Goal of the exercise:
Repeat the data that follows, word for word, without the images.

Data shown:
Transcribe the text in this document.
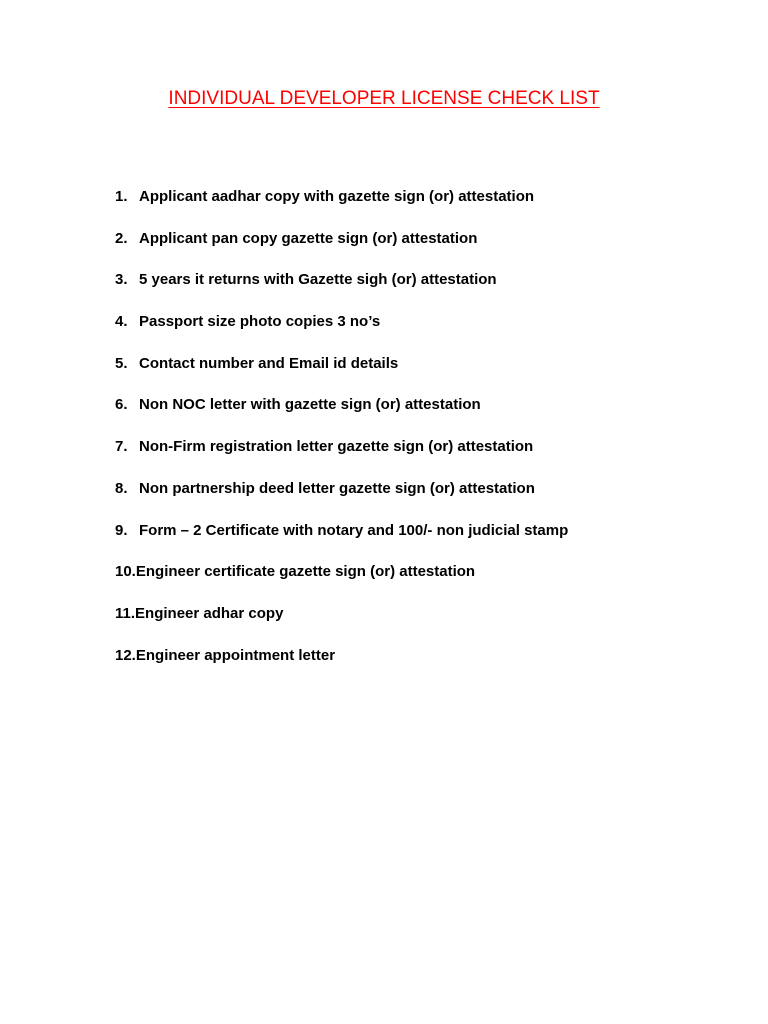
INDIVIDUAL DEVELOPER LICENSE CHECK LIST
1. Applicant aadhar copy with gazette sign (or) attestation
2. Applicant pan copy gazette sign (or) attestation
3. 5 years it returns with Gazette sigh (or) attestation
4. Passport size photo copies 3 no’s
5. Contact number and Email id details
6. Non NOC letter with gazette sign (or) attestation
7. Non-Firm registration letter gazette sign (or) attestation
8. Non partnership deed letter gazette sign (or) attestation
9. Form – 2 Certificate with notary and 100/- non judicial stamp
10. Engineer certificate gazette sign (or) attestation
11. Engineer adhar copy
12. Engineer appointment letter
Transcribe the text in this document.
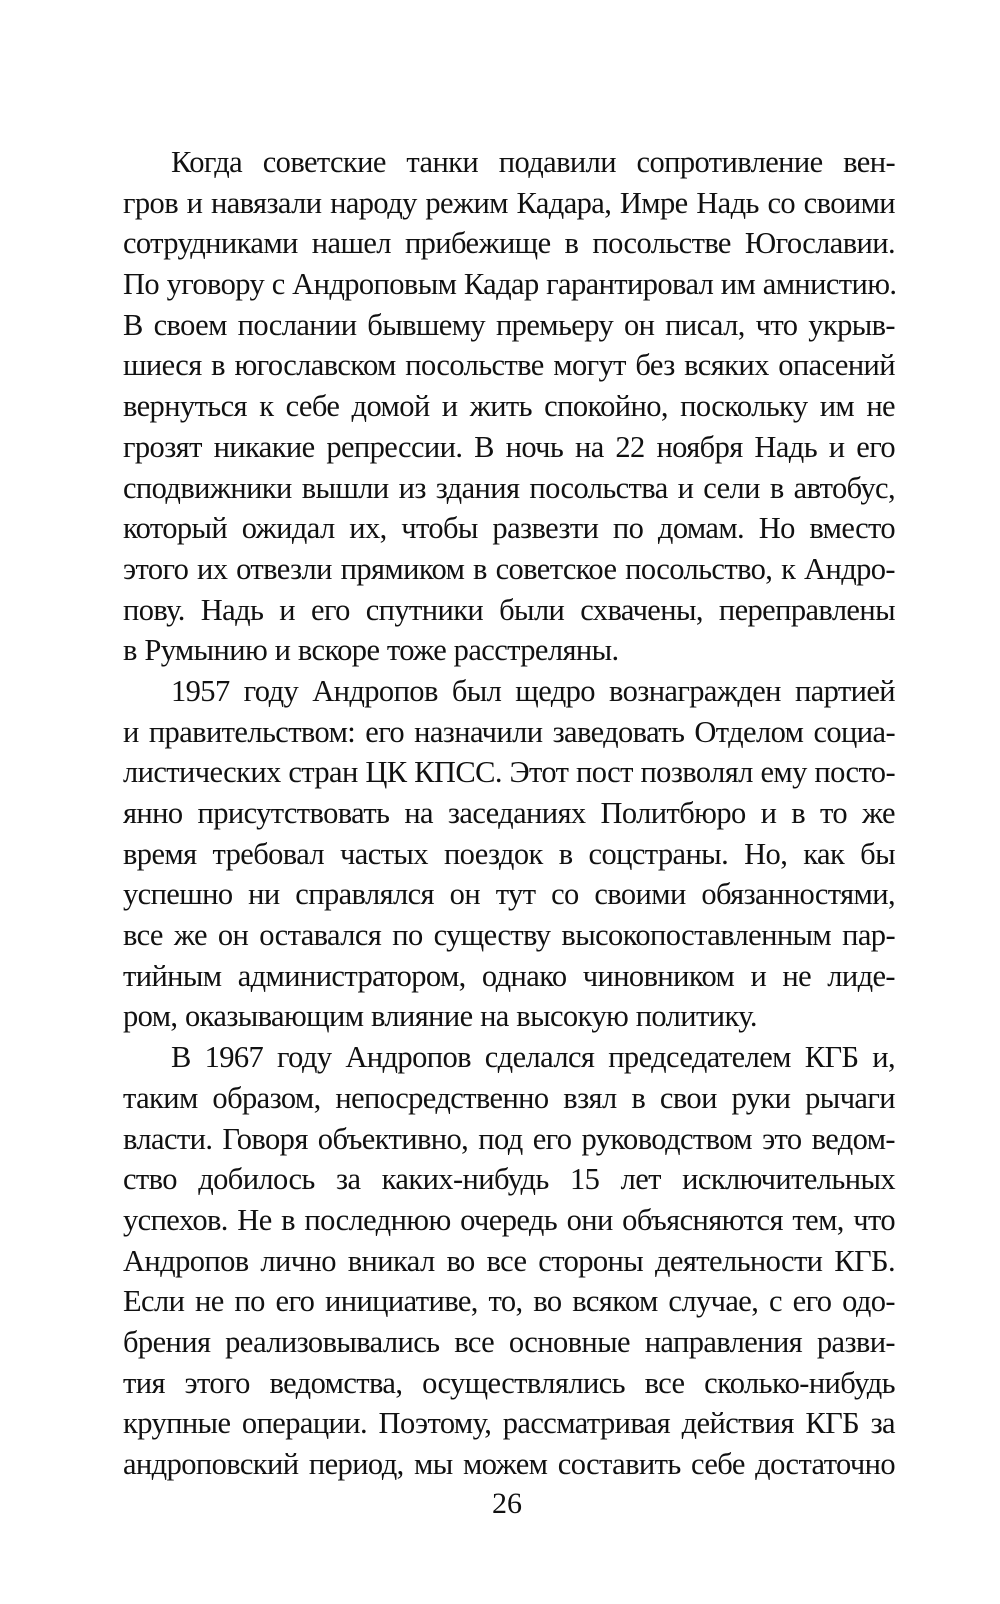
Когда советские танки подавили сопротивление вен-
гров и навязали народу режим Кадара, Имре Надь со своими
сотрудниками нашел прибежище в посольстве Югославии.
По уговору с Андроповым Кадар гарантировал им амнистию.
В своем послании бывшему премьеру он писал, что укрыв-
шиеся в югославском посольстве могут без всяких опасений
вернуться к себе домой и жить спокойно, поскольку им не
грозят никакие репрессии. В ночь на 22 ноября Надь и его
сподвижники вышли из здания посольства и сели в автобус,
который ожидал их, чтобы развезти по домам. Но вместо
этого их отвезли прямиком в советское посольство, к Андро-
пову. Надь и его спутники были схвачены, переправлены
в Румынию и вскоре тоже расстреляны.
1957 году Андропов был щедро вознагражден партией
и правительством: его назначили заведовать Отделом социа-
листических стран ЦК КПСС. Этот пост позволял ему посто-
янно присутствовать на заседаниях Политбюро и в то же
время требовал частых поездок в соцстраны. Но, как бы
успешно ни справлялся он тут со своими обязанностями,
все же он оставался по существу высокопоставленным пар-
тийным администратором, однако чиновником и не лиде-
ром, оказывающим влияние на высокую политику.
В 1967 году Андропов сделался председателем КГБ и,
таким образом, непосредственно взял в свои руки рычаги
власти. Говоря объективно, под его руководством это ведом-
ство добилось за каких-нибудь 15 лет исключительных
успехов. Не в последнюю очередь они объясняются тем, что
Андропов лично вникал во все стороны деятельности КГБ.
Если не по его инициативе, то, во всяком случае, с его одо-
брения реализовывались все основные направления разви-
тия этого ведомства, осуществлялись все сколько-нибудь
крупные операции. Поэтому, рассматривая действия КГБ за
андроповский период, мы можем составить себе достаточно
26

Solution for this exercise:
Transcribe the text in this document.
INDIVIDUAL DEVELOPER LICENSE CHECK LIST
1. Applicant aadhar copy with gazette sign (or) attestation
2. Applicant pan copy gazette sign (or) attestation
3. 5 years it returns with Gazette sigh (or) attestation
4. Passport size photo copies 3 no’s
5. Contact number and Email id details
6. Non NOC letter with gazette sign (or) attestation
7. Non-Firm registration letter gazette sign (or) attestation
8. Non partnership deed letter gazette sign (or) attestation
9. Form – 2 Certificate with notary and 100/- non judicial stamp
10. Engineer certificate gazette sign (or) attestation
11. Engineer adhar copy
12. Engineer appointment letter
Transcribe the text in this document.
Когда советские танки подавили сопротивление вен-
гров и навязали народу режим Кадара, Имре Надь со своими
сотрудниками нашел прибежище в посольстве Югославии.
По уговору с Андроповым Кадар гарантировал им амнистию.
В своем послании бывшему премьеру он писал, что укрыв-
шиеся в югославском посольстве могут без всяких опасений
вернуться к себе домой и жить спокойно, поскольку им не
грозят никакие репрессии. В ночь на 22 ноября Надь и его
сподвижники вышли из здания посольства и сели в автобус,
который ожидал их, чтобы развезти по домам. Но вместо
этого их отвезли прямиком в советское посольство, к Андро-
пову. Надь и его спутники были схвачены, переправлены
в Румынию и вскоре тоже расстреляны.
1957 году Андропов был щедро вознагражден партией
и правительством: его назначили заведовать Отделом социа-
листических стран ЦК КПСС. Этот пост позволял ему посто-
янно присутствовать на заседаниях Политбюро и в то же
время требовал частых поездок в соцстраны. Но, как бы
успешно ни справлялся он тут со своими обязанностями,
все же он оставался по существу высокопоставленным пар-
тийным администратором, однако чиновником и не лиде-
ром, оказывающим влияние на высокую политику.
В 1967 году Андропов сделался председателем КГБ и,
таким образом, непосредственно взял в свои руки рычаги
власти. Говоря объективно, под его руководством это ведом-
ство добилось за каких-нибудь 15 лет исключительных
успехов. Не в последнюю очередь они объясняются тем, что
Андропов лично вникал во все стороны деятельности КГБ.
Если не по его инициативе, то, во всяком случае, с его одо-
брения реализовывались все основные направления разви-
тия этого ведомства, осуществлялись все сколько-нибудь
крупные операции. Поэтому, рассматривая действия КГБ за
андроповский период, мы можем составить себе достаточно
26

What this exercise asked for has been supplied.